● WHAT THE EXERCISE ASKS: Reproduce the listing below exactly. Pictures do not belong in the copy.

● DATA FOR THIS TASK:
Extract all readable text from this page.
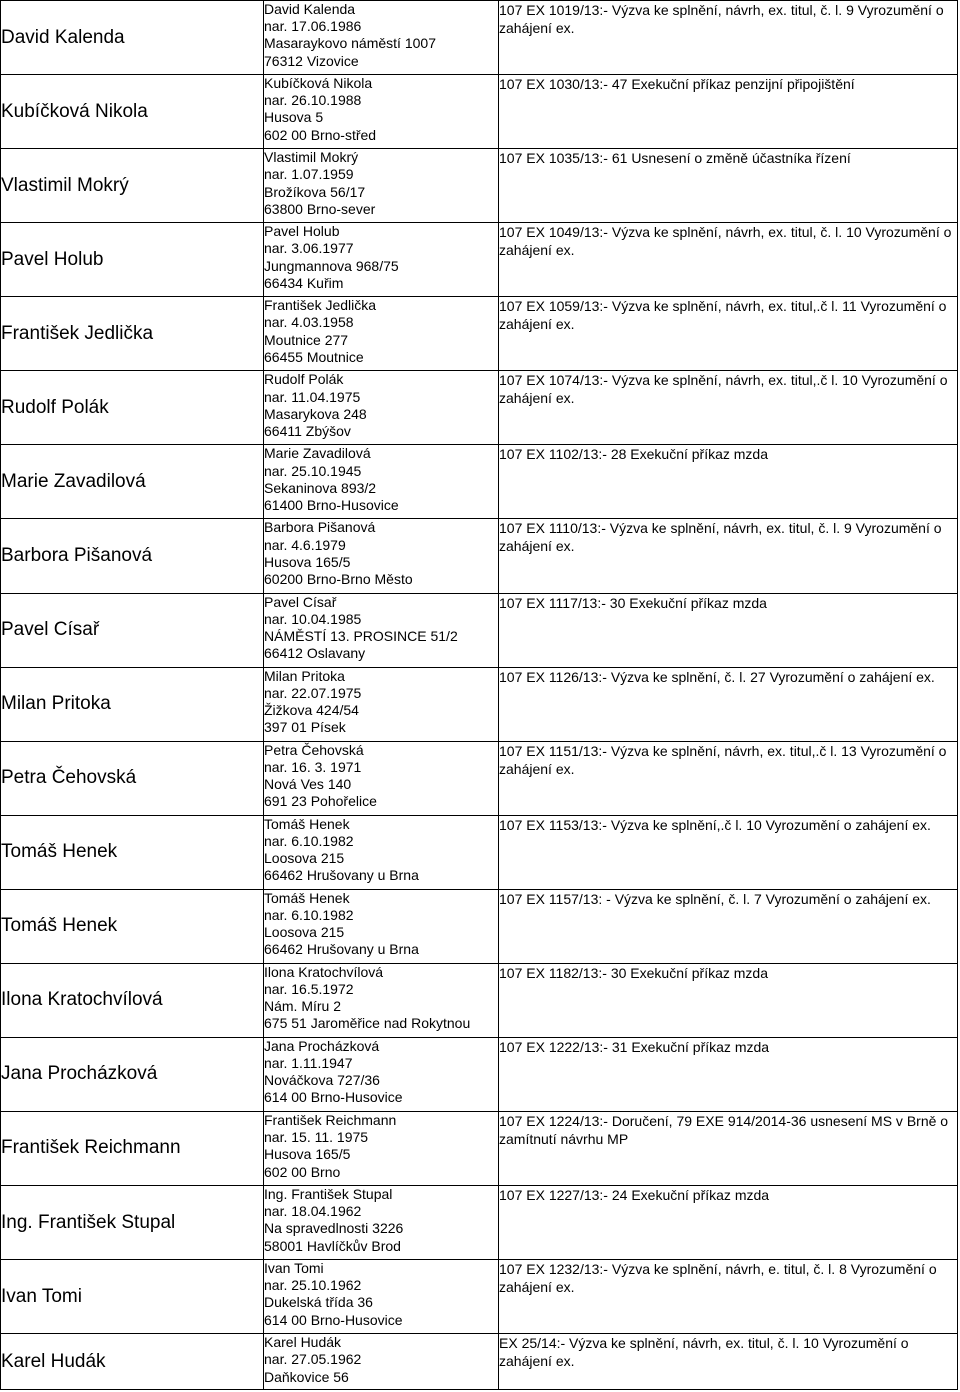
David Kalenda	David Kalenda
nar. 17.06.1986
Masaraykovo náměstí 1007
76312 Vizovice	107 EX 1019/13:- Výzva ke splnění, návrh, ex. titul, č. l. 9 Vyrozumění o zahájení ex.
Kubíčková Nikola	Kubíčková Nikola
nar. 26.10.1988
Husova 5
602 00 Brno-střed	107 EX 1030/13:- 47 Exekuční příkaz penzijní připojištění
Vlastimil Mokrý	Vlastimil Mokrý
nar. 1.07.1959
Brožíkova 56/17
63800 Brno-sever	107 EX 1035/13:- 61 Usnesení o změně účastníka řízení
Pavel Holub	Pavel Holub
nar. 3.06.1977
Jungmannova 968/75
66434 Kuřim	107 EX 1049/13:- Výzva ke splnění, návrh, ex. titul, č. l. 10 Vyrozumění o zahájení ex.
František Jedlička	František Jedlička
nar. 4.03.1958
Moutnice 277
66455 Moutnice	107 EX 1059/13:- Výzva ke splnění, návrh, ex. titul,.č l. 11 Vyrozumění o zahájení ex.
Rudolf Polák	Rudolf Polák
nar. 11.04.1975
Masarykova 248
66411 Zbýšov	107 EX 1074/13:- Výzva ke splnění, návrh, ex. titul,.č l. 10 Vyrozumění o zahájení ex.
Marie Zavadilová	Marie Zavadilová
nar. 25.10.1945
Sekaninova 893/2
61400 Brno-Husovice	107 EX 1102/13:- 28 Exekuční příkaz mzda
Barbora Pišanová	Barbora Pišanová
nar. 4.6.1979
Husova 165/5
60200 Brno-Brno Město	107 EX 1110/13:- Výzva ke splnění, návrh, ex. titul, č. l. 9 Vyrozumění o zahájení ex.
Pavel Císař	Pavel Císař
nar. 10.04.1985
NÁMĚSTÍ 13. PROSINCE 51/2
66412 Oslavany	107 EX 1117/13:- 30 Exekuční příkaz mzda
Milan Pritoka	Milan Pritoka
nar. 22.07.1975
Žižkova 424/54
397 01 Písek	107 EX 1126/13:- Výzva ke splnění, č. l. 27 Vyrozumění o zahájení ex.
Petra Čehovská	Petra Čehovská
nar. 16. 3. 1971
Nová Ves 140
691 23 Pohořelice	107 EX 1151/13:- Výzva ke splnění, návrh, ex. titul,.č l. 13 Vyrozumění o zahájení ex.
Tomáš Henek	Tomáš Henek
nar. 6.10.1982
Loosova 215
66462 Hrušovany u Brna	107 EX 1153/13:- Výzva ke splnění,.č l. 10 Vyrozumění o zahájení ex.
Tomáš Henek	Tomáš Henek
nar. 6.10.1982
Loosova 215
66462 Hrušovany u Brna	107 EX 1157/13: - Výzva ke splnění, č. l. 7 Vyrozumění o zahájení ex.
Ilona Kratochvílová	Ilona Kratochvílová
nar. 16.5.1972
Nám. Míru 2
675 51 Jaroměřice nad Rokytnou	107 EX 1182/13:- 30 Exekuční příkaz mzda
Jana Procházková	Jana Procházková
nar. 1.11.1947
Nováčkova 727/36
614 00 Brno-Husovice	107 EX 1222/13:- 31 Exekuční příkaz mzda
František Reichmann	František Reichmann
nar. 15. 11. 1975
Husova 165/5
602 00 Brno	107 EX 1224/13:- Doručení, 79 EXE 914/2014-36 usnesení MS v Brně o zamítnutí návrhu MP
Ing. František Stupal	Ing. František Stupal
nar. 18.04.1962
Na spravedlnosti 3226
58001 Havlíčkův Brod	107 EX 1227/13:- 24 Exekuční příkaz mzda
Ivan Tomi	Ivan Tomi
nar. 25.10.1962
Dukelská třída 36
614 00 Brno-Husovice	107 EX 1232/13:- Výzva ke splnění, návrh, e. titul, č. l. 8 Vyrozumění o zahájení ex.
Karel Hudák	Karel Hudák
nar. 27.05.1962
Daňkovice 56	EX 25/14:- Výzva ke splnění, návrh, ex. titul, č. l. 10 Vyrozumění o zahájení ex.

● SOLUTION FOR THIS EXERCISE:
Extract all readable text from this page.
David Kalenda	David Kalenda
nar. 17.06.1986
Masaraykovo náměstí 1007
76312 Vizovice	107 EX 1019/13:- Výzva ke splnění, návrh, ex. titul, č. l. 9 Vyrozumění o zahájení ex.
Kubíčková Nikola	Kubíčková Nikola
nar. 26.10.1988
Husova 5
602 00 Brno-střed	107 EX 1030/13:- 47 Exekuční příkaz penzijní připojištění
Vlastimil Mokrý	Vlastimil Mokrý
nar. 1.07.1959
Brožíkova 56/17
63800 Brno-sever	107 EX 1035/13:- 61 Usnesení o změně účastníka řízení
Pavel Holub	Pavel Holub
nar. 3.06.1977
Jungmannova 968/75
66434 Kuřim	107 EX 1049/13:- Výzva ke splnění, návrh, ex. titul, č. l. 10 Vyrozumění o zahájení ex.
František Jedlička	František Jedlička
nar. 4.03.1958
Moutnice 277
66455 Moutnice	107 EX 1059/13:- Výzva ke splnění, návrh, ex. titul,.č l. 11 Vyrozumění o zahájení ex.
Rudolf Polák	Rudolf Polák
nar. 11.04.1975
Masarykova 248
66411 Zbýšov	107 EX 1074/13:- Výzva ke splnění, návrh, ex. titul,.č l. 10 Vyrozumění o zahájení ex.
Marie Zavadilová	Marie Zavadilová
nar. 25.10.1945
Sekaninova 893/2
61400 Brno-Husovice	107 EX 1102/13:- 28 Exekuční příkaz mzda
Barbora Pišanová	Barbora Pišanová
nar. 4.6.1979
Husova 165/5
60200 Brno-Brno Město	107 EX 1110/13:- Výzva ke splnění, návrh, ex. titul, č. l. 9 Vyrozumění o zahájení ex.
Pavel Císař	Pavel Císař
nar. 10.04.1985
NÁMĚSTÍ 13. PROSINCE 51/2
66412 Oslavany	107 EX 1117/13:- 30 Exekuční příkaz mzda
Milan Pritoka	Milan Pritoka
nar. 22.07.1975
Žižkova 424/54
397 01 Písek	107 EX 1126/13:- Výzva ke splnění, č. l. 27 Vyrozumění o zahájení ex.
Petra Čehovská	Petra Čehovská
nar. 16. 3. 1971
Nová Ves 140
691 23 Pohořelice	107 EX 1151/13:- Výzva ke splnění, návrh, ex. titul,.č l. 13 Vyrozumění o zahájení ex.
Tomáš Henek	Tomáš Henek
nar. 6.10.1982
Loosova 215
66462 Hrušovany u Brna	107 EX 1153/13:- Výzva ke splnění,.č l. 10 Vyrozumění o zahájení ex.
Tomáš Henek	Tomáš Henek
nar. 6.10.1982
Loosova 215
66462 Hrušovany u Brna	107 EX 1157/13: - Výzva ke splnění, č. l. 7 Vyrozumění o zahájení ex.
Ilona Kratochvílová	Ilona Kratochvílová
nar. 16.5.1972
Nám. Míru 2
675 51 Jaroměřice nad Rokytnou	107 EX 1182/13:- 30 Exekuční příkaz mzda
Jana Procházková	Jana Procházková
nar. 1.11.1947
Nováčkova 727/36
614 00 Brno-Husovice	107 EX 1222/13:- 31 Exekuční příkaz mzda
František Reichmann	František Reichmann
nar. 15. 11. 1975
Husova 165/5
602 00 Brno	107 EX 1224/13:- Doručení, 79 EXE 914/2014-36 usnesení MS v Brně o zamítnutí návrhu MP
Ing. František Stupal	Ing. František Stupal
nar. 18.04.1962
Na spravedlnosti 3226
58001 Havlíčkův Brod	107 EX 1227/13:- 24 Exekuční příkaz mzda
Ivan Tomi	Ivan Tomi
nar. 25.10.1962
Dukelská třída 36
614 00 Brno-Husovice	107 EX 1232/13:- Výzva ke splnění, návrh, e. titul, č. l. 8 Vyrozumění o zahájení ex.
Karel Hudák	Karel Hudák
nar. 27.05.1962
Daňkovice 56	EX 25/14:- Výzva ke splnění, návrh, ex. titul, č. l. 10 Vyrozumění o zahájení ex.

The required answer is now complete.